— Start RECORDS SUPPLIED —

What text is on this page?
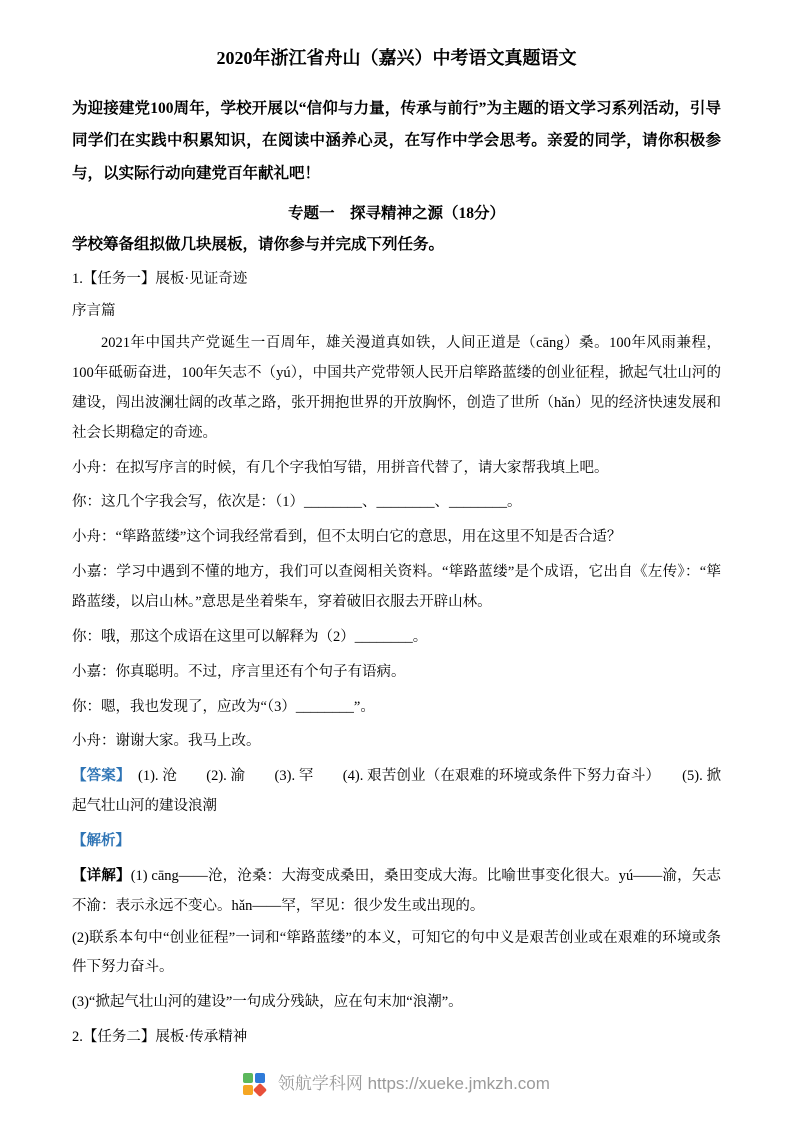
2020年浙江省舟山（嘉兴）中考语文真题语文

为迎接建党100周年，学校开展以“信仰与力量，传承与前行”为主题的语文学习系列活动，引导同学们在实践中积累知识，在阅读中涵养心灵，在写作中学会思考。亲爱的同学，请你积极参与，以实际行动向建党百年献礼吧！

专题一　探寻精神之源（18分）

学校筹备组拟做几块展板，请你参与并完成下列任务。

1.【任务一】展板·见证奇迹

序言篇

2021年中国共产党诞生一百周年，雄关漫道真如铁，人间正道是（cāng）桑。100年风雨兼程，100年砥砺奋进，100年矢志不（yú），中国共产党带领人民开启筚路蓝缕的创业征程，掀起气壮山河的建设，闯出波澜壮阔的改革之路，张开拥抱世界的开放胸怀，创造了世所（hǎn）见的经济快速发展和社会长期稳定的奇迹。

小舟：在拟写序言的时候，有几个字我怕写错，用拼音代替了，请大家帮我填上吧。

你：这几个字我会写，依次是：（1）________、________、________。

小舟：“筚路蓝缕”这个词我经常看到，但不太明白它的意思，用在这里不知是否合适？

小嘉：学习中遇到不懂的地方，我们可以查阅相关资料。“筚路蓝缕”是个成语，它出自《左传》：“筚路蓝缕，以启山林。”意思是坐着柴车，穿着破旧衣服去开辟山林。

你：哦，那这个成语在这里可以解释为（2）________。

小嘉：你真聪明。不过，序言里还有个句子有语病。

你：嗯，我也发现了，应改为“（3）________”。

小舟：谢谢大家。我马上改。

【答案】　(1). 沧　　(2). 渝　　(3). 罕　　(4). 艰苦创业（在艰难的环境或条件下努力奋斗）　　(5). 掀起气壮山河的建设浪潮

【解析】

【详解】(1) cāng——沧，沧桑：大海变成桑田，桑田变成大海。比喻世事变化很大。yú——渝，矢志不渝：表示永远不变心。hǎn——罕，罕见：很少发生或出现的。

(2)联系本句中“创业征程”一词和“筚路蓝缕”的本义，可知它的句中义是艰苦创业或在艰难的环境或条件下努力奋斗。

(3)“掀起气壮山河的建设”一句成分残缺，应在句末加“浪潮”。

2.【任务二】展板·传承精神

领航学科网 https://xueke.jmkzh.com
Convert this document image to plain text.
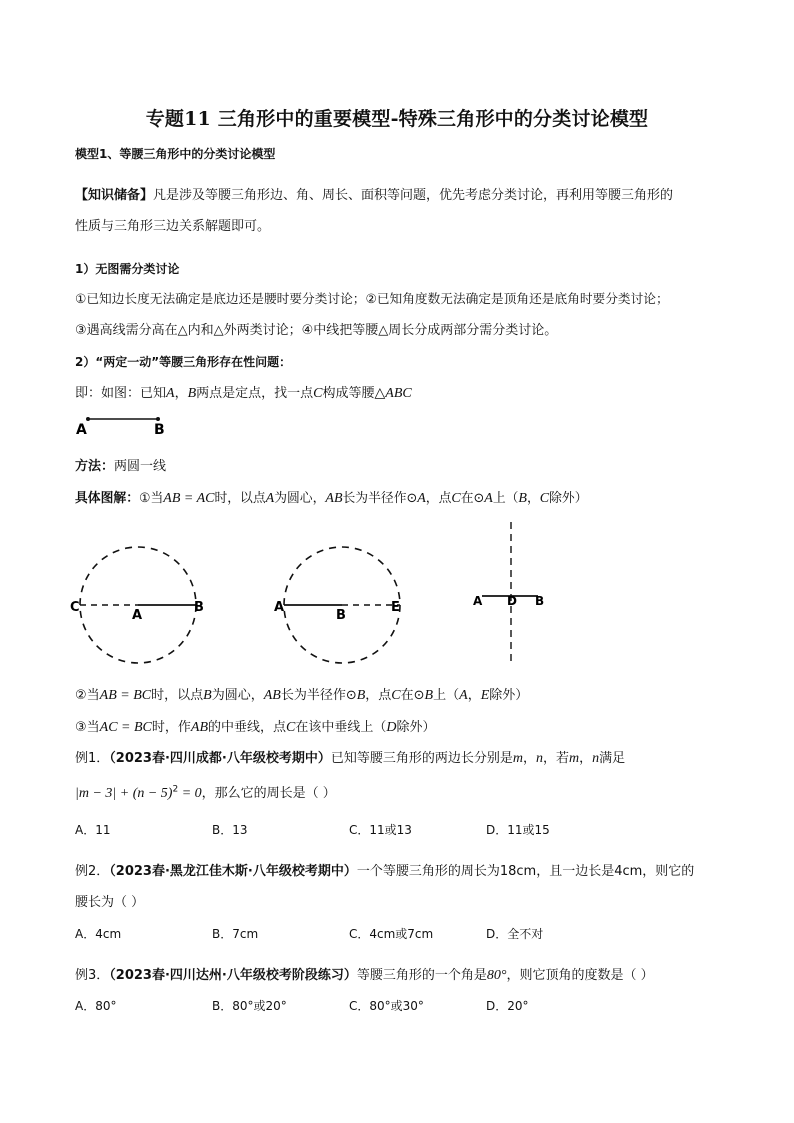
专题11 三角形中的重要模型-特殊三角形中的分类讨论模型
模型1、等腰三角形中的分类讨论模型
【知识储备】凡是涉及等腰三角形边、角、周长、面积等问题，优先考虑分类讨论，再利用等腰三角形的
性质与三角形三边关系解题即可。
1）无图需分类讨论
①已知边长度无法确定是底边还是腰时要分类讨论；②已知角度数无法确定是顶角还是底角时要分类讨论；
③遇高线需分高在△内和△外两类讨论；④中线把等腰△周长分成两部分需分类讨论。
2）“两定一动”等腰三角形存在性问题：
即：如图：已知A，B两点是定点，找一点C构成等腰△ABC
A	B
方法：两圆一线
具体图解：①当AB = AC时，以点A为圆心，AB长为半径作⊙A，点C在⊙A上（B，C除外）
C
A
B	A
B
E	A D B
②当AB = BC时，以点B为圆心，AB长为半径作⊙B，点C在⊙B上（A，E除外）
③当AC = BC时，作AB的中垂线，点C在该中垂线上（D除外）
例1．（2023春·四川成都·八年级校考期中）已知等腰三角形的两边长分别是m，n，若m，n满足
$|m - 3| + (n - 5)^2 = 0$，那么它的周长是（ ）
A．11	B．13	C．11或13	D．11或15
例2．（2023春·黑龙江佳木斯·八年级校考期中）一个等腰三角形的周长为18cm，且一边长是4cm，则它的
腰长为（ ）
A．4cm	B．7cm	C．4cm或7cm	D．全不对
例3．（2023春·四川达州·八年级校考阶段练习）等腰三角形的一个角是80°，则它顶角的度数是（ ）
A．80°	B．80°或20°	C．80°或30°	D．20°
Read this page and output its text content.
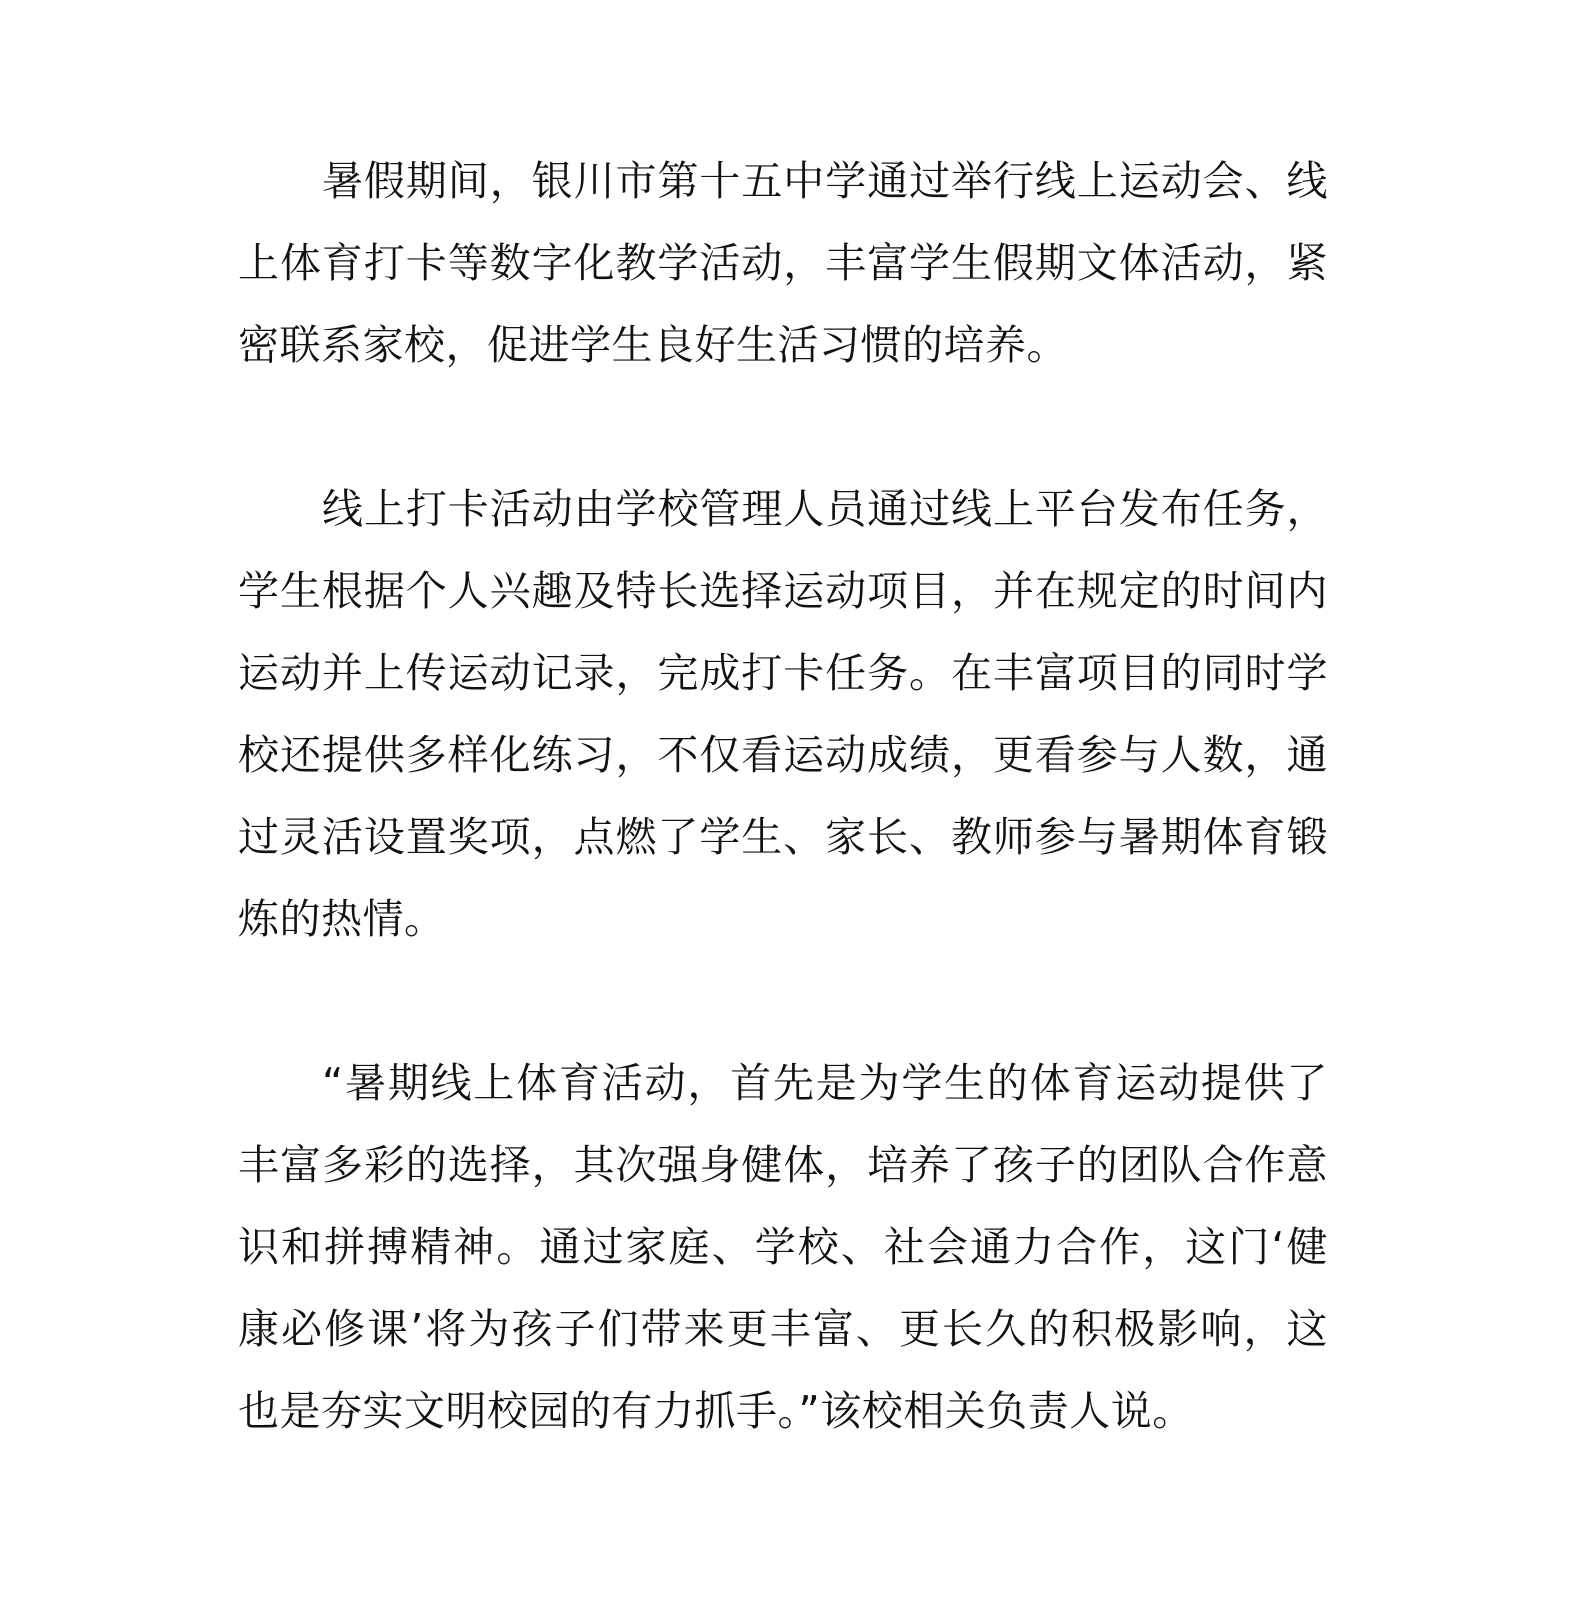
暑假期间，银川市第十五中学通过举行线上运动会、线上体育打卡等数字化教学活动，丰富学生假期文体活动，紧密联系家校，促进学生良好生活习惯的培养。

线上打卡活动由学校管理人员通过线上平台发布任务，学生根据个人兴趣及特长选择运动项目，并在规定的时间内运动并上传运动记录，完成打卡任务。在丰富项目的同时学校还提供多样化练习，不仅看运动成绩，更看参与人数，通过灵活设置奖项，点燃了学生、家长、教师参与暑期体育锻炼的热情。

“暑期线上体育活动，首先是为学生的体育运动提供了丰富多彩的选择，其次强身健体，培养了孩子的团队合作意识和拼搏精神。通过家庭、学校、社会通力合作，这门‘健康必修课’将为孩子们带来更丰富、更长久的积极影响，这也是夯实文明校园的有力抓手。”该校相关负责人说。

— End RECORDS SUPPLIED —

Identify and copy the lines holding the word "cāng".

EXPECTED ANSWER:
2021年中国共产党诞生一百周年，雄关漫道真如铁，人间正道是（cāng）桑。100年风雨兼程，100年砥砺奋进，100年矢志不（yú），中国共产党带领人民开启筚路蓝缕的创业征程，掀起气壮山河的建设，闯出波澜壮阔的改革之路，张开拥抱世界的开放胸怀，创造了世所（hǎn）见的经济快速发展和社会长期稳定的奇迹。
【详解】(1) cāng——沧，沧桑：大海变成桑田，桑田变成大海。比喻世事变化很大。yú——渝，矢志不渝：表示永远不变心。hǎn——罕，罕见：很少发生或出现的。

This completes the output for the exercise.